• Task brief
Copy out all lines carrying the word "star".

• Available records
────────────────────
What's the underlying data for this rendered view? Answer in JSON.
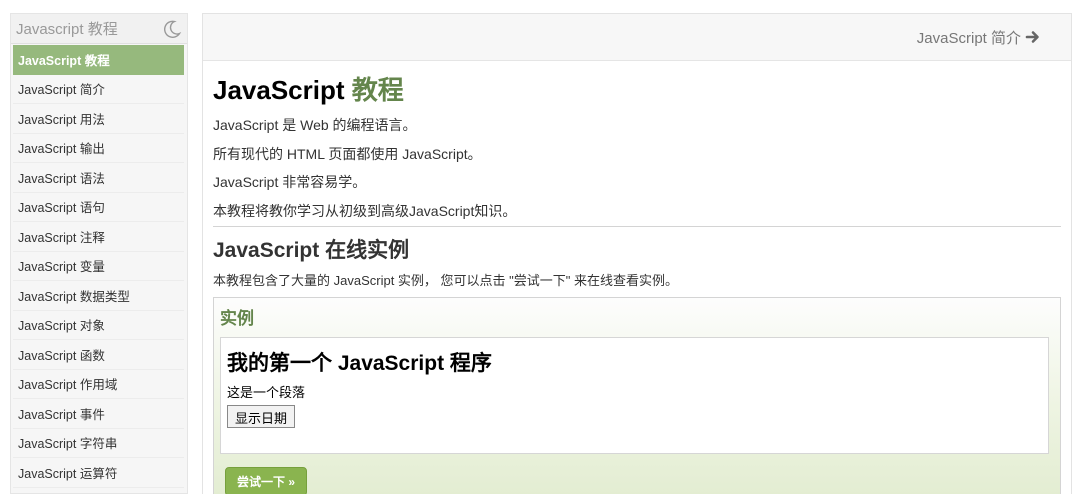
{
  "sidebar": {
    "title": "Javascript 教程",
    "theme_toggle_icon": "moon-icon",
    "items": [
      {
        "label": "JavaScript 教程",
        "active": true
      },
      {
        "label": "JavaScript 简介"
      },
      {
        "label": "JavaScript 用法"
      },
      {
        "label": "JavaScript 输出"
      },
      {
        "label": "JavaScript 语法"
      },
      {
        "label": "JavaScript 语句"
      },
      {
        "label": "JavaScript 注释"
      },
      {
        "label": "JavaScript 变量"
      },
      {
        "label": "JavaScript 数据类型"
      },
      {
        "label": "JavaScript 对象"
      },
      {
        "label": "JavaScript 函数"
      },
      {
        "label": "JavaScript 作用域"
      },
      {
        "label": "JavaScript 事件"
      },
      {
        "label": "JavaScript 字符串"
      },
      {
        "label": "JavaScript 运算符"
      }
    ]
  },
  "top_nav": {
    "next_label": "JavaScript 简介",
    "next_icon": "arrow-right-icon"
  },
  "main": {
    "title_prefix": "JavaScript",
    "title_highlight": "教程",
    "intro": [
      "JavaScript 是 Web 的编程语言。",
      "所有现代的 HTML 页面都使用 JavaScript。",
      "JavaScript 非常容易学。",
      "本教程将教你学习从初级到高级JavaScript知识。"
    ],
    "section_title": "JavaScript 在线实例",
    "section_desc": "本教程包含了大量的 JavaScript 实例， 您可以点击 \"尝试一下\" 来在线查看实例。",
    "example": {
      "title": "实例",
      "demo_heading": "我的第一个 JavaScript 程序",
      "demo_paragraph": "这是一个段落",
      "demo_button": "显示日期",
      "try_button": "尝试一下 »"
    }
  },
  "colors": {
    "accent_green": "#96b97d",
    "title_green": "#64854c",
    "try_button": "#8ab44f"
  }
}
────────────────────
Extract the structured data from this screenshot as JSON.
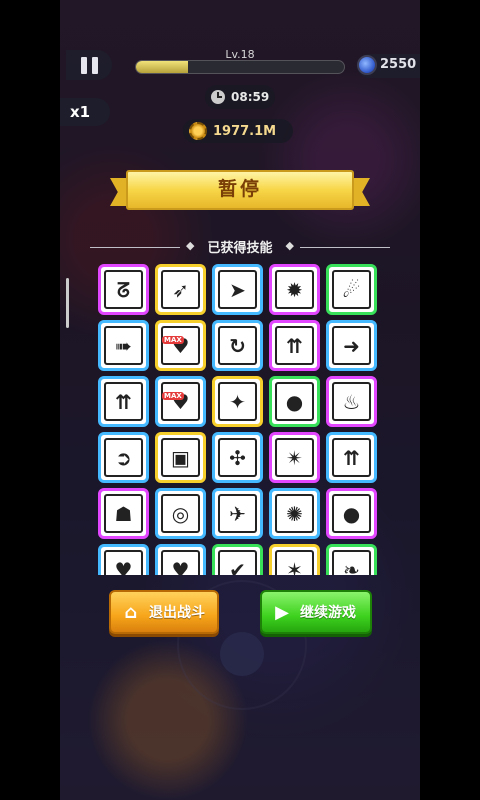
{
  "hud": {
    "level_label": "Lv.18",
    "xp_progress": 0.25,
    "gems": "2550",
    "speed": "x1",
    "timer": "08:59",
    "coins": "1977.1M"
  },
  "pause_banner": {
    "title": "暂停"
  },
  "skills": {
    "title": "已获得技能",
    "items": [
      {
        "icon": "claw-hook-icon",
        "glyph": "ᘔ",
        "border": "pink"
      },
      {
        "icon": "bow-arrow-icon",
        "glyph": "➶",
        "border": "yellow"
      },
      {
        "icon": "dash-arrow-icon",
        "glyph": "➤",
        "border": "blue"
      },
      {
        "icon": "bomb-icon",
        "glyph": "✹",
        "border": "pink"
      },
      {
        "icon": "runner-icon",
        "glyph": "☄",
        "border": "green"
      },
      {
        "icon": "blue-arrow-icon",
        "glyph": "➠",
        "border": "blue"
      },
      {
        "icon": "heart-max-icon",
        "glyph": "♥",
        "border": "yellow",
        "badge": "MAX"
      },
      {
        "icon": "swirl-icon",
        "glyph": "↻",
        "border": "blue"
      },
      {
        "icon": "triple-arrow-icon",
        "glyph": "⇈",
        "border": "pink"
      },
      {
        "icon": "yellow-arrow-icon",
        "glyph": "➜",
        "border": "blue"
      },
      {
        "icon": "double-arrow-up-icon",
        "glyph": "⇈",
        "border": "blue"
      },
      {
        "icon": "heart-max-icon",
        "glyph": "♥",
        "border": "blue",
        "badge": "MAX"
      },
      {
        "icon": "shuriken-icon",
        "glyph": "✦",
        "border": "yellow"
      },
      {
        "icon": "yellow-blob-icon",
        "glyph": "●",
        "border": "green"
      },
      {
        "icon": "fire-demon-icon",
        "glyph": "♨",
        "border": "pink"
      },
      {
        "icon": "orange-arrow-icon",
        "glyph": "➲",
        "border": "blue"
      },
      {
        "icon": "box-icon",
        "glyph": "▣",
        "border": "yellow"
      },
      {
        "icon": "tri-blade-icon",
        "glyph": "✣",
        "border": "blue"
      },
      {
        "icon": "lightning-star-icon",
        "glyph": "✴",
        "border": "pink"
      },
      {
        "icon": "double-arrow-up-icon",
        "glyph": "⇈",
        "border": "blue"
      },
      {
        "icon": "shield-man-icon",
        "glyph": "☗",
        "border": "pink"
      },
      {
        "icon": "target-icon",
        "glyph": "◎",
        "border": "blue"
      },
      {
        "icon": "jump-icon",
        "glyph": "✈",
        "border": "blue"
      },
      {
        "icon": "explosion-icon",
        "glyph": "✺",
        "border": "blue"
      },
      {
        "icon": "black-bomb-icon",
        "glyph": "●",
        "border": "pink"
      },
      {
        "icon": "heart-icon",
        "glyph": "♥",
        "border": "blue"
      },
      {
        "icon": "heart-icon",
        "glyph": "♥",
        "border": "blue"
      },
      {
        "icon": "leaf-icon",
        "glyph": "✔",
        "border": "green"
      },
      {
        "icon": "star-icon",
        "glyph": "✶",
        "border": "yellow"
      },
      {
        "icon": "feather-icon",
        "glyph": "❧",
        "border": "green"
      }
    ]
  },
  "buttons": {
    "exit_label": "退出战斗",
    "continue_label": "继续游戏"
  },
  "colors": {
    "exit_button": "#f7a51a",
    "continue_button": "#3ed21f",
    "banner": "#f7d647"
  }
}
────────────────────
• Finished answer
        "icon": "lightning-star-icon",
        "icon": "star-icon",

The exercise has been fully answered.